**** Data excerpts ****

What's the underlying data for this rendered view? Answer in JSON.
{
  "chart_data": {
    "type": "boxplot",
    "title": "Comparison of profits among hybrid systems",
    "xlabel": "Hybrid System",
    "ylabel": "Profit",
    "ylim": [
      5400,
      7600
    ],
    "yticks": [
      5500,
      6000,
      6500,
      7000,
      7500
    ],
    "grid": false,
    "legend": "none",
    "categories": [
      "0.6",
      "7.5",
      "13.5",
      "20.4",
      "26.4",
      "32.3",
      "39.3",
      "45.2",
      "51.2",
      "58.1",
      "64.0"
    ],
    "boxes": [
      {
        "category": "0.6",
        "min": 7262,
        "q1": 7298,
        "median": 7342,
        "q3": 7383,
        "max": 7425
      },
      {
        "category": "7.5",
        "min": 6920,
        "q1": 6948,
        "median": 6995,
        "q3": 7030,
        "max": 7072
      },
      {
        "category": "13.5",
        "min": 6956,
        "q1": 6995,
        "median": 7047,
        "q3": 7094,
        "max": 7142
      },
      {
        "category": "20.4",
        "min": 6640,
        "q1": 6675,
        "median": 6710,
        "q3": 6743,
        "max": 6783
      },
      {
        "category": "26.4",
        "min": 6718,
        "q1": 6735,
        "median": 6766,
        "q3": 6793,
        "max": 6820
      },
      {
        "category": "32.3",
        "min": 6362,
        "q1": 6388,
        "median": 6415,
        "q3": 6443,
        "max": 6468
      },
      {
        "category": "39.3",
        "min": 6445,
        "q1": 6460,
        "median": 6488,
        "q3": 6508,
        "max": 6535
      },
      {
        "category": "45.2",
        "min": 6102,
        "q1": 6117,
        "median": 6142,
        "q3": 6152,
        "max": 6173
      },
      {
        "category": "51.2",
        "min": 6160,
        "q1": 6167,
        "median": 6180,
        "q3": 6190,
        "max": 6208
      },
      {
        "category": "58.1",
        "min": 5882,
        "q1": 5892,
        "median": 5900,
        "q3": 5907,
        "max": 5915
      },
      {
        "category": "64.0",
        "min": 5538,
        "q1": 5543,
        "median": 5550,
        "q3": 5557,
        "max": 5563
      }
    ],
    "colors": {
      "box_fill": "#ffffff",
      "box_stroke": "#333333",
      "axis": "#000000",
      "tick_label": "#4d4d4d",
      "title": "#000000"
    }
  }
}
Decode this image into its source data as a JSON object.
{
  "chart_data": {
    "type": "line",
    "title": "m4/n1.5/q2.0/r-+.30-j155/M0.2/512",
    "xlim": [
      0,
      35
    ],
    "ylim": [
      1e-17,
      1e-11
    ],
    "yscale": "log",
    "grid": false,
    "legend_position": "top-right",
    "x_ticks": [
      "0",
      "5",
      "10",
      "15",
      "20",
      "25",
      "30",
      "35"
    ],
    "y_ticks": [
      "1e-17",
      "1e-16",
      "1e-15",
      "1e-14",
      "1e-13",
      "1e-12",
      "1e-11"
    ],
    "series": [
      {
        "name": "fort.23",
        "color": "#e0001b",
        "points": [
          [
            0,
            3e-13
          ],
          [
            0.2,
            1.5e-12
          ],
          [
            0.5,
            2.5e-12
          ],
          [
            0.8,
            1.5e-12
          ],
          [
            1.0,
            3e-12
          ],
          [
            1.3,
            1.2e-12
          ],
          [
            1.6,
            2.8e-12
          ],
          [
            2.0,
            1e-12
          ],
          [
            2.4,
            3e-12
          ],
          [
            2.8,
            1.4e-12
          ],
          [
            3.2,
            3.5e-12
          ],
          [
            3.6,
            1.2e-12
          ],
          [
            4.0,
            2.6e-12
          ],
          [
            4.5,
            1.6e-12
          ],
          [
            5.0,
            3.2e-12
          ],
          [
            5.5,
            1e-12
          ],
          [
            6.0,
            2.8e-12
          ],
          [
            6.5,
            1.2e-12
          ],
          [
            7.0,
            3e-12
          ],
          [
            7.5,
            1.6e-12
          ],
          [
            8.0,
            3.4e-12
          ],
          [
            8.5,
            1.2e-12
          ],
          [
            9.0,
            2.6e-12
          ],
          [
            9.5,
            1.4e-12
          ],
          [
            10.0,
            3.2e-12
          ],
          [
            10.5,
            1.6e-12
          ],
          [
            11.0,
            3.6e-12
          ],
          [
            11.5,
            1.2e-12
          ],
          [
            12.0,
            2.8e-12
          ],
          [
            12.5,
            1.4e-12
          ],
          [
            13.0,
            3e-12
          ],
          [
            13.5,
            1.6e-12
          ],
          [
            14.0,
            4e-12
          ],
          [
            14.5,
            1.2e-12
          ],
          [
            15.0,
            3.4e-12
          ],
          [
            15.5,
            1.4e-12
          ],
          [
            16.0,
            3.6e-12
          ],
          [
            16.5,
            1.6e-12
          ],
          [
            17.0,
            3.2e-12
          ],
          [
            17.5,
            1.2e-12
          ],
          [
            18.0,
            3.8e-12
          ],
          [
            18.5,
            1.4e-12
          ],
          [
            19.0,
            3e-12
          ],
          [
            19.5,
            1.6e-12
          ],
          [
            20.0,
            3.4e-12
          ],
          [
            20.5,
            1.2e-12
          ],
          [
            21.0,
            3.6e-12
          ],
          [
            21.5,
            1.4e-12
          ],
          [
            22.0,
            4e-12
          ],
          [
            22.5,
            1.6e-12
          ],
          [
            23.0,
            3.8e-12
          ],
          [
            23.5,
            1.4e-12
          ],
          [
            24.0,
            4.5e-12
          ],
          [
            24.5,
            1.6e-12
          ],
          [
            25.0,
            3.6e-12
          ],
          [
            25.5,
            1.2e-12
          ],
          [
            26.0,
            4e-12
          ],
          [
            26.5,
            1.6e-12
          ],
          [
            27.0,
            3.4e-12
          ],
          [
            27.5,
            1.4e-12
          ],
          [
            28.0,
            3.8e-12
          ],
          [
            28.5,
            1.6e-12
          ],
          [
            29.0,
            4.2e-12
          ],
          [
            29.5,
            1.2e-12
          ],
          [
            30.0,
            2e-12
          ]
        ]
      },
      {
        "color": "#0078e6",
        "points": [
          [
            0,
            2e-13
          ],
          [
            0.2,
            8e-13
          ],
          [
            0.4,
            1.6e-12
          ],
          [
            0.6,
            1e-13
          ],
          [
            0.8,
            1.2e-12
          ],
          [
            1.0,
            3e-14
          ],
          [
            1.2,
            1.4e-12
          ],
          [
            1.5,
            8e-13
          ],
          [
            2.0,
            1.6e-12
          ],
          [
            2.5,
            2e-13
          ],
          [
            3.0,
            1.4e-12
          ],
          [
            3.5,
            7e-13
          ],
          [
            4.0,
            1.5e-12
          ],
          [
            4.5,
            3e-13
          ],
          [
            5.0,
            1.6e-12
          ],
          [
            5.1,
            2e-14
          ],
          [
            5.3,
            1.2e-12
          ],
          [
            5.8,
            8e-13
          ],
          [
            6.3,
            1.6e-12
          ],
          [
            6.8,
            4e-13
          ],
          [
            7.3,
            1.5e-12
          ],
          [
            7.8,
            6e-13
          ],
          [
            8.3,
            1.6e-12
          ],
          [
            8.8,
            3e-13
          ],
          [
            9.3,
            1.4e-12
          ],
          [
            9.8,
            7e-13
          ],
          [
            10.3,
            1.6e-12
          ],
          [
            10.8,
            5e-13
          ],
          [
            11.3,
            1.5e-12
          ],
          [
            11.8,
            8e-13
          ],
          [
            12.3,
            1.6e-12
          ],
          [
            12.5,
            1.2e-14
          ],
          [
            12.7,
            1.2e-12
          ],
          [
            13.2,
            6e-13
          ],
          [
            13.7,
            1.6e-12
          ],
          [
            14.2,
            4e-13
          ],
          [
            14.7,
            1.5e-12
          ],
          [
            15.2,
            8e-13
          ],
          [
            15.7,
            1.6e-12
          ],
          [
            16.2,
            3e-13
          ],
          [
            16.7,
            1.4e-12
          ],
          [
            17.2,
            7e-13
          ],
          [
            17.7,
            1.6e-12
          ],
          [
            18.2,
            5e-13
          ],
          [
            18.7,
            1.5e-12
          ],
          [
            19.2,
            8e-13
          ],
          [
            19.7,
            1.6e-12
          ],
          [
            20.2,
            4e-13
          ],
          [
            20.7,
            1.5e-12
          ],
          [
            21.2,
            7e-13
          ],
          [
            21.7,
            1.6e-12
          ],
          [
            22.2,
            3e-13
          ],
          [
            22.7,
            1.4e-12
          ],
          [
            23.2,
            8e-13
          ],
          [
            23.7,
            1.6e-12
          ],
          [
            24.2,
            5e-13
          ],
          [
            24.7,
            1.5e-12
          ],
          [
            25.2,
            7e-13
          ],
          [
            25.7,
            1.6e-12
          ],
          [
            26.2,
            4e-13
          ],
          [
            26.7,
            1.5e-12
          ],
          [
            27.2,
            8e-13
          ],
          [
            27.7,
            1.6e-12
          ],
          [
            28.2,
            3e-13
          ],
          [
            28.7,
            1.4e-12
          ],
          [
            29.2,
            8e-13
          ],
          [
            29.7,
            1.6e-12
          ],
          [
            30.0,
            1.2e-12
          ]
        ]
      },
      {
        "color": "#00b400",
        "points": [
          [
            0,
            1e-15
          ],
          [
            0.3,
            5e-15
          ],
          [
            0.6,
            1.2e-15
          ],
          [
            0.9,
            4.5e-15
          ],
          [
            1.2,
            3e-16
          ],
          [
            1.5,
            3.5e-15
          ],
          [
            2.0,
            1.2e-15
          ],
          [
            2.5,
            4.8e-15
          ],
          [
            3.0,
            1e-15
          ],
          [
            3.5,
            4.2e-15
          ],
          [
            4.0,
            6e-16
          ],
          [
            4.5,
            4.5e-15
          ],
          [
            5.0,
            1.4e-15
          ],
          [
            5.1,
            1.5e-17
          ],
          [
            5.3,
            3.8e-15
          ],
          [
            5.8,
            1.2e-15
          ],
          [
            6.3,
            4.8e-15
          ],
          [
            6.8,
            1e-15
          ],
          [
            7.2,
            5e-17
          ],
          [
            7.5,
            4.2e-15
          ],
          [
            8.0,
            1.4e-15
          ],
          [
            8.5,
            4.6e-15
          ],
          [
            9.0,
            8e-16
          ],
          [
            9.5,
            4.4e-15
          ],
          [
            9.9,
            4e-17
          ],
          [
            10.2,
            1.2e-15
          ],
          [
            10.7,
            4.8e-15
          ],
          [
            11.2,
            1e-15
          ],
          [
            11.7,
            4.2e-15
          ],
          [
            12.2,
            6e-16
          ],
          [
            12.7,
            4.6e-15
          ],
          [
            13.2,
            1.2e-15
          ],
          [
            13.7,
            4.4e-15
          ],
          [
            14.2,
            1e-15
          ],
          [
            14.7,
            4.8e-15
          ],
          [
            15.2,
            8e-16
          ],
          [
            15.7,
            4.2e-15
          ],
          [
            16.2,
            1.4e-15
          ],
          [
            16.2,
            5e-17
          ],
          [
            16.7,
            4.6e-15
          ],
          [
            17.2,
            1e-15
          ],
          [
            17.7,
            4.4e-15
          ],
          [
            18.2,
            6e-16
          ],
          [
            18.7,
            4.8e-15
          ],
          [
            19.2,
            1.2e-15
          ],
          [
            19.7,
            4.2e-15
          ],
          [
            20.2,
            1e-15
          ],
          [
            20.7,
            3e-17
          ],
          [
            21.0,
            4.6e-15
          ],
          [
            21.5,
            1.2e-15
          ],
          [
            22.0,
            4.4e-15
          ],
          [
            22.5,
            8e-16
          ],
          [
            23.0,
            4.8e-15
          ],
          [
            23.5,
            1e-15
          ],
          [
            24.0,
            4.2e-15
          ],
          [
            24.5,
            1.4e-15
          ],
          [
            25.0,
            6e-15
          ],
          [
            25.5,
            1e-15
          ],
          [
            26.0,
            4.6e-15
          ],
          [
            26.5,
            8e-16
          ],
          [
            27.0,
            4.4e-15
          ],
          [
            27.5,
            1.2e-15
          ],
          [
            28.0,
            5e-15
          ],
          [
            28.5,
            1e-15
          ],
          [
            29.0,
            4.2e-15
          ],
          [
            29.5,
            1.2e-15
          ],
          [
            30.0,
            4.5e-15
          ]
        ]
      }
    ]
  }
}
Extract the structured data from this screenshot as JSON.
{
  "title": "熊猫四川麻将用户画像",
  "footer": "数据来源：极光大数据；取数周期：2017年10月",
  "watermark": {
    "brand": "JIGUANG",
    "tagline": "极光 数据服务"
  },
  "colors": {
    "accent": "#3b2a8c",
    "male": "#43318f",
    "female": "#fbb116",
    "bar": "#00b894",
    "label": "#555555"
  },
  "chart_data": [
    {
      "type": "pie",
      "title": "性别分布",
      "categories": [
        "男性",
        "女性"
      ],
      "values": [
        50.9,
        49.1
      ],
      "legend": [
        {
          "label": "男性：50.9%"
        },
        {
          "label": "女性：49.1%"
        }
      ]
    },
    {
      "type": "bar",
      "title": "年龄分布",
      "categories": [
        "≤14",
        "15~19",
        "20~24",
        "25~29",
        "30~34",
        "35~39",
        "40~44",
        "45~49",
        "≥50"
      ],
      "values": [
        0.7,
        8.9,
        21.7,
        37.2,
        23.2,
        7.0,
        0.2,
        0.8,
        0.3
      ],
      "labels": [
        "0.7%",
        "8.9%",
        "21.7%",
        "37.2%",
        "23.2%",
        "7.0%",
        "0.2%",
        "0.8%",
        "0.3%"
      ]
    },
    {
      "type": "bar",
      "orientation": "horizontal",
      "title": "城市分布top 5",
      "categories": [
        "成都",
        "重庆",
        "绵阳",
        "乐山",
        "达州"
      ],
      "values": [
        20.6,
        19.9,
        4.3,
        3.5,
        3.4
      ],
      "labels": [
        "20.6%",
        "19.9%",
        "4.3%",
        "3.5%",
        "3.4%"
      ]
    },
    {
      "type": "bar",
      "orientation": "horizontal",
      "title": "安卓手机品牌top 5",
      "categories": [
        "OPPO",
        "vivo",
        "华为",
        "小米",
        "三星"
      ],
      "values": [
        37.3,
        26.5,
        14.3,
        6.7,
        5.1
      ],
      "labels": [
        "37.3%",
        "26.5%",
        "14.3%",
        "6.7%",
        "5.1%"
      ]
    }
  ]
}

****

Exercise task: Point out every line holding the string "median" and copy it.

Solution to the exercise:
        "median": 7342,
        "median": 6995,
        "median": 7047,
        "median": 6710,
        "median": 6766,
        "median": 6415,
        "median": 6488,
        "median": 6142,
        "median": 6180,
        "median": 5900,
        "median": 5550,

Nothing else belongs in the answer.